What you should do
What follows is a set of records; restate each one word for word and drop the pictures.

Extracted data entries
|---|

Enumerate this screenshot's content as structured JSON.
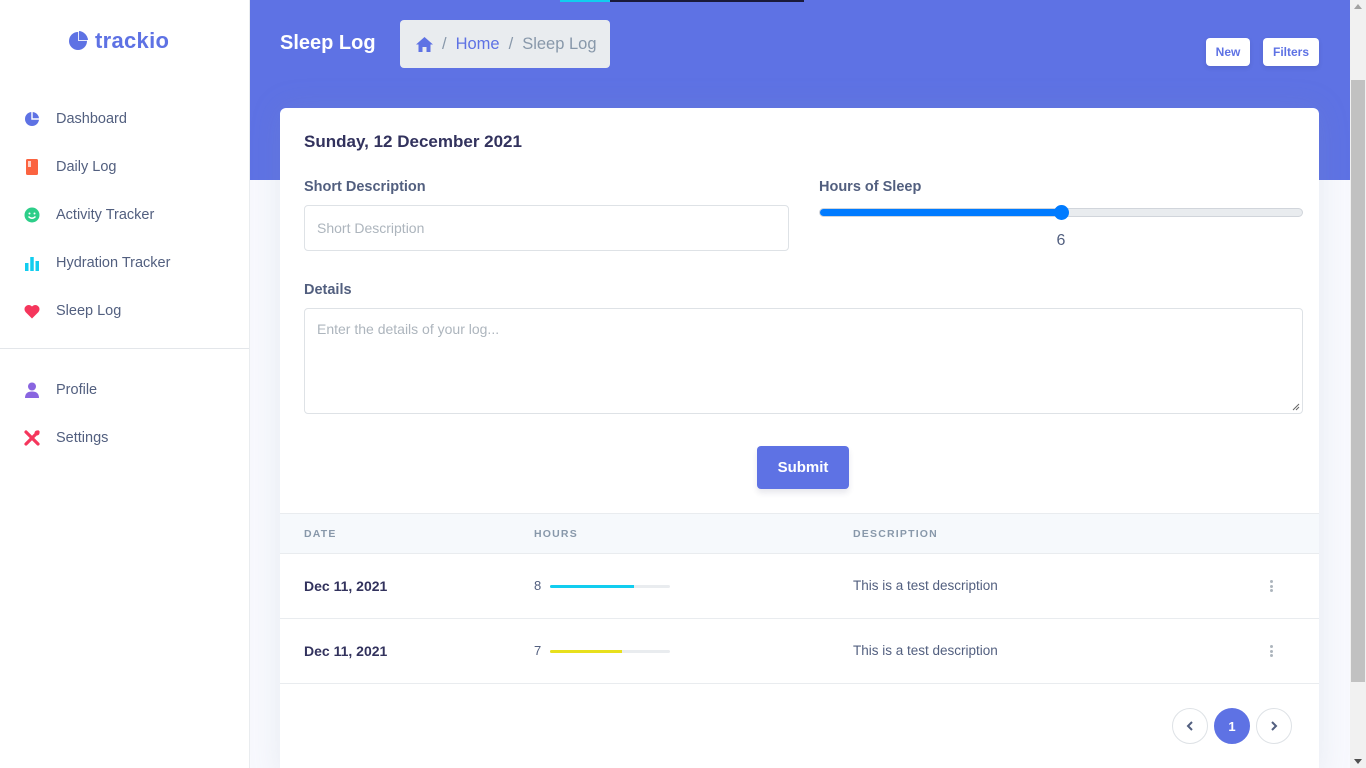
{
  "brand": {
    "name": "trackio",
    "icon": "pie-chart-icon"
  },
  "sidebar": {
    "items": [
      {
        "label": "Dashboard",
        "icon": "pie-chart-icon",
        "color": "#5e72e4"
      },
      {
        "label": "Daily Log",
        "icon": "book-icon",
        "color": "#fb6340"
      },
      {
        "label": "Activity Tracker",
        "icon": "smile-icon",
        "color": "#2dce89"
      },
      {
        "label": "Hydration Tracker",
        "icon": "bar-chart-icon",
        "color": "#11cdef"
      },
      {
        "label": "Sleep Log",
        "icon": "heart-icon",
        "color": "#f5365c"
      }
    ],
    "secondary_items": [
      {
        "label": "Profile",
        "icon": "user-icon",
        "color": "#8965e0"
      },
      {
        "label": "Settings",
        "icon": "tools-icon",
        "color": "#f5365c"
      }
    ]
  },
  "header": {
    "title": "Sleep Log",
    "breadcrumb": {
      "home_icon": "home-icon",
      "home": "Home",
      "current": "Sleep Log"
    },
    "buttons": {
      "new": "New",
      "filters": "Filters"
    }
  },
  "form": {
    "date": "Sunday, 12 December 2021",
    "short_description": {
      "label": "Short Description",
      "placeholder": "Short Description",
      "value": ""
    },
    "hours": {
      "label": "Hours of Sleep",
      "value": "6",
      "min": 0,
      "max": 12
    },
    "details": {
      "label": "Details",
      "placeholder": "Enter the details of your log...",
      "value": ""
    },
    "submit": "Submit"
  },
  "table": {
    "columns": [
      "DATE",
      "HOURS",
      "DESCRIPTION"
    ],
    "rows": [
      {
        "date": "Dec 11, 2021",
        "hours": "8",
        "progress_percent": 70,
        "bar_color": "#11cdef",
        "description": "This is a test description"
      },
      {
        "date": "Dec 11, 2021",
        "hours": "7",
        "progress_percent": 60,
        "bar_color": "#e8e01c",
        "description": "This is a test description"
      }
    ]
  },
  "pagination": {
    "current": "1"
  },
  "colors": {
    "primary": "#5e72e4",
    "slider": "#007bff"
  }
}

|---|

The output
Enumerate this screenshot's content as structured JSON.
{
  "brand": {
    "name": "trackio",
    "icon": "pie-chart-icon"
  },
  "sidebar": {
    "items": [
      {
        "label": "Dashboard",
        "icon": "pie-chart-icon",
        "color": "#5e72e4"
      },
      {
        "label": "Daily Log",
        "icon": "book-icon",
        "color": "#fb6340"
      },
      {
        "label": "Activity Tracker",
        "icon": "smile-icon",
        "color": "#2dce89"
      },
      {
        "label": "Hydration Tracker",
        "icon": "bar-chart-icon",
        "color": "#11cdef"
      },
      {
        "label": "Sleep Log",
        "icon": "heart-icon",
        "color": "#f5365c"
      }
    ],
    "secondary_items": [
      {
        "label": "Profile",
        "icon": "user-icon",
        "color": "#8965e0"
      },
      {
        "label": "Settings",
        "icon": "tools-icon",
        "color": "#f5365c"
      }
    ]
  },
  "header": {
    "title": "Sleep Log",
    "breadcrumb": {
      "home_icon": "home-icon",
      "home": "Home",
      "current": "Sleep Log"
    },
    "buttons": {
      "new": "New",
      "filters": "Filters"
    }
  },
  "form": {
    "date": "Sunday, 12 December 2021",
    "short_description": {
      "label": "Short Description",
      "placeholder": "Short Description",
      "value": ""
    },
    "hours": {
      "label": "Hours of Sleep",
      "value": "6",
      "min": 0,
      "max": 12
    },
    "details": {
      "label": "Details",
      "placeholder": "Enter the details of your log...",
      "value": ""
    },
    "submit": "Submit"
  },
  "table": {
    "columns": [
      "DATE",
      "HOURS",
      "DESCRIPTION"
    ],
    "rows": [
      {
        "date": "Dec 11, 2021",
        "hours": "8",
        "progress_percent": 70,
        "bar_color": "#11cdef",
        "description": "This is a test description"
      },
      {
        "date": "Dec 11, 2021",
        "hours": "7",
        "progress_percent": 60,
        "bar_color": "#e8e01c",
        "description": "This is a test description"
      }
    ]
  },
  "pagination": {
    "current": "1"
  },
  "colors": {
    "primary": "#5e72e4",
    "slider": "#007bff"
  }
}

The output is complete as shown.